- Exercise description
Check each line of the material below for "when", then copy the ones that contain it.

** start of Raw records **

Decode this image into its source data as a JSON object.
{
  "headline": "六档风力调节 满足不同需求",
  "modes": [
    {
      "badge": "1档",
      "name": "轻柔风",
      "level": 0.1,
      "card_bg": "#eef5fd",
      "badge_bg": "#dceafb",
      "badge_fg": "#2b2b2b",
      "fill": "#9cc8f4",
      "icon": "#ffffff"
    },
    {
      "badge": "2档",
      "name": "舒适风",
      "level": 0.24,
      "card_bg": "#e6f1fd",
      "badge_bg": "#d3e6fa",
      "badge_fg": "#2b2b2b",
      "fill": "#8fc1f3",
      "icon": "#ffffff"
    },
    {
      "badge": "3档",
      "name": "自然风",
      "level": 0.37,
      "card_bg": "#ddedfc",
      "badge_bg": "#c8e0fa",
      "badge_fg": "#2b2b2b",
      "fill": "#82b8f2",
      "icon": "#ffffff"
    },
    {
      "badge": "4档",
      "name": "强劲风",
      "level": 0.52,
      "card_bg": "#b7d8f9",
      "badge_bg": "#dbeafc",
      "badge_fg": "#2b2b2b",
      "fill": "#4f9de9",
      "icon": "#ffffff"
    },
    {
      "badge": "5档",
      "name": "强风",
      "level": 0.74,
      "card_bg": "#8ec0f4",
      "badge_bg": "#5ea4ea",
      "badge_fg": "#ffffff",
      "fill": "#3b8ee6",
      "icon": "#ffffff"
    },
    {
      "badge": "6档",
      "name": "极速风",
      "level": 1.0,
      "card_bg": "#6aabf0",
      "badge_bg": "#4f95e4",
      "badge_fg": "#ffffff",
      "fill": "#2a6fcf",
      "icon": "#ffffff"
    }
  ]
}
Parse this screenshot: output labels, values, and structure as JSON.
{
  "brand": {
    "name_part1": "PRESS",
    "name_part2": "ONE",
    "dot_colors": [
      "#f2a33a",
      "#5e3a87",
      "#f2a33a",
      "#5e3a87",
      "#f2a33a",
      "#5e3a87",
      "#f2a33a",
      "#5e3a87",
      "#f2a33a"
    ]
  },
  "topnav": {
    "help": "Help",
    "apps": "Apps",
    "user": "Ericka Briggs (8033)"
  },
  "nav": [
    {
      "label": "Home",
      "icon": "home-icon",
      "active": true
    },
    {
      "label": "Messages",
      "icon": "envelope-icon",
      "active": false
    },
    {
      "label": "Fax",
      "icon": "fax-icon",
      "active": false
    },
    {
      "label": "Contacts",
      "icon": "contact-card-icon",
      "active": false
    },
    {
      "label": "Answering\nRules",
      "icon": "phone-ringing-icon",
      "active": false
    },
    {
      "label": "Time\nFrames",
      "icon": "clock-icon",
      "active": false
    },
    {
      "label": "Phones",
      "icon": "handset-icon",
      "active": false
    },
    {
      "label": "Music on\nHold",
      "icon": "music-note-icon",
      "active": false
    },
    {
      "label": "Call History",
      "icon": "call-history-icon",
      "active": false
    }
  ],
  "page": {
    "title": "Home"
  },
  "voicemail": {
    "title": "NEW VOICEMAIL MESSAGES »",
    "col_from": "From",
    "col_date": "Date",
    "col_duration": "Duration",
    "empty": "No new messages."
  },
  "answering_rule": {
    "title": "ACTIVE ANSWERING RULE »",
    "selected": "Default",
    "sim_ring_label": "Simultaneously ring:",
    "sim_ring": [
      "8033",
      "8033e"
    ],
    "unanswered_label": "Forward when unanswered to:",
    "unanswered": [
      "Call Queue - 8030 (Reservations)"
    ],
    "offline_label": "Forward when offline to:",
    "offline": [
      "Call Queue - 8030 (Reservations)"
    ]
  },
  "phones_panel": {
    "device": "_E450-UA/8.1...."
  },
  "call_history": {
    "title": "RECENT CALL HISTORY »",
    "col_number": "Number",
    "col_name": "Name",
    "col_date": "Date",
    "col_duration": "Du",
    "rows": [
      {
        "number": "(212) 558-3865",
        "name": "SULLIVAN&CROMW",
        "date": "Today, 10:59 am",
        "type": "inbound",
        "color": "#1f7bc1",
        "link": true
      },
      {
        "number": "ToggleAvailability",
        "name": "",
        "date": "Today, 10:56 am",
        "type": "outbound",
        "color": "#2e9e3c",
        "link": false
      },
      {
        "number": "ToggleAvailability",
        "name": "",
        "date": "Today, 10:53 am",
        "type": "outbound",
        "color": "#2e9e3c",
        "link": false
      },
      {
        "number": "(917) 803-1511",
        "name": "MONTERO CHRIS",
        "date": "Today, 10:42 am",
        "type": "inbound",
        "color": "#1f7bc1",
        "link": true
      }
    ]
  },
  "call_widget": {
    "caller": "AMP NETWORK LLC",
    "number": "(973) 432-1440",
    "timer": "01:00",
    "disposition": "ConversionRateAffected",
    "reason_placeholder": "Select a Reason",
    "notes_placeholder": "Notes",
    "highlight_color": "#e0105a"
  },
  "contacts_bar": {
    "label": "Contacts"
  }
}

** end of Raw records **

- Task response
    "unanswered_label": "Forward when unanswered to:",
    "offline_label": "Forward when offline to:",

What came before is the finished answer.